**** Stored rows ****

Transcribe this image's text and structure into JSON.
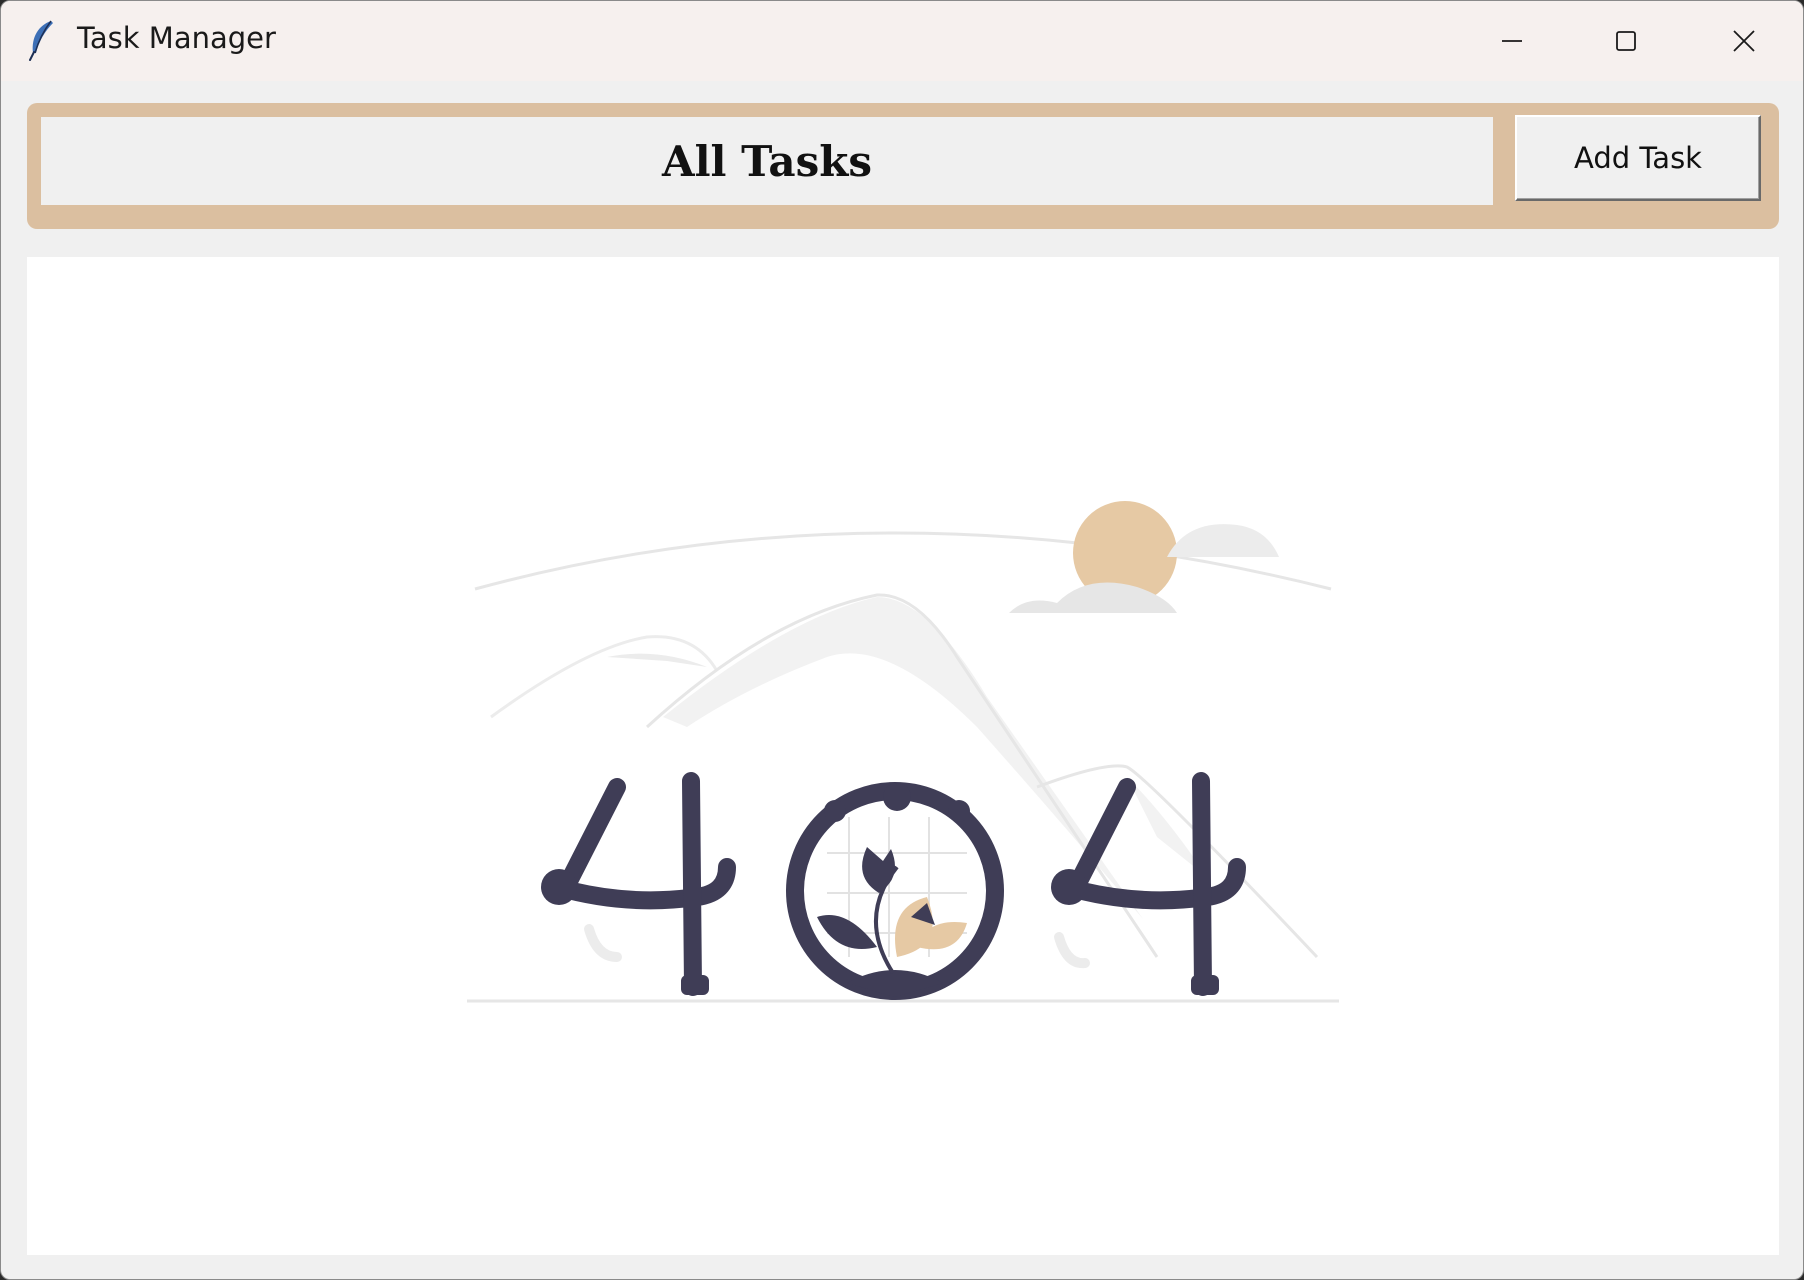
{
  "window": {
    "title": "Task Manager",
    "controls": {
      "minimize_icon": "minimize-icon",
      "maximize_icon": "maximize-icon",
      "close_icon": "close-icon"
    }
  },
  "header": {
    "title": "All Tasks",
    "add_button_label": "Add Task"
  },
  "empty_state": {
    "illustration": "404-not-found-illustration",
    "text": "404"
  },
  "colors": {
    "header_bar": "#dbbfa0",
    "illustration_dark": "#3f3d56",
    "illustration_accent": "#e6c9a4",
    "illustration_light": "#f2f2f2"
  }
}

****

Problem to work on: All of the material above should be reproduced exactly, except the pictures.

Task answer:
Transcribe this image's text and structure into JSON.
{
  "window": {
    "title": "Task Manager",
    "controls": {
      "minimize_icon": "minimize-icon",
      "maximize_icon": "maximize-icon",
      "close_icon": "close-icon"
    }
  },
  "header": {
    "title": "All Tasks",
    "add_button_label": "Add Task"
  },
  "empty_state": {
    "illustration": "404-not-found-illustration",
    "text": "404"
  },
  "colors": {
    "header_bar": "#dbbfa0",
    "illustration_dark": "#3f3d56",
    "illustration_accent": "#e6c9a4",
    "illustration_light": "#f2f2f2"
  }
}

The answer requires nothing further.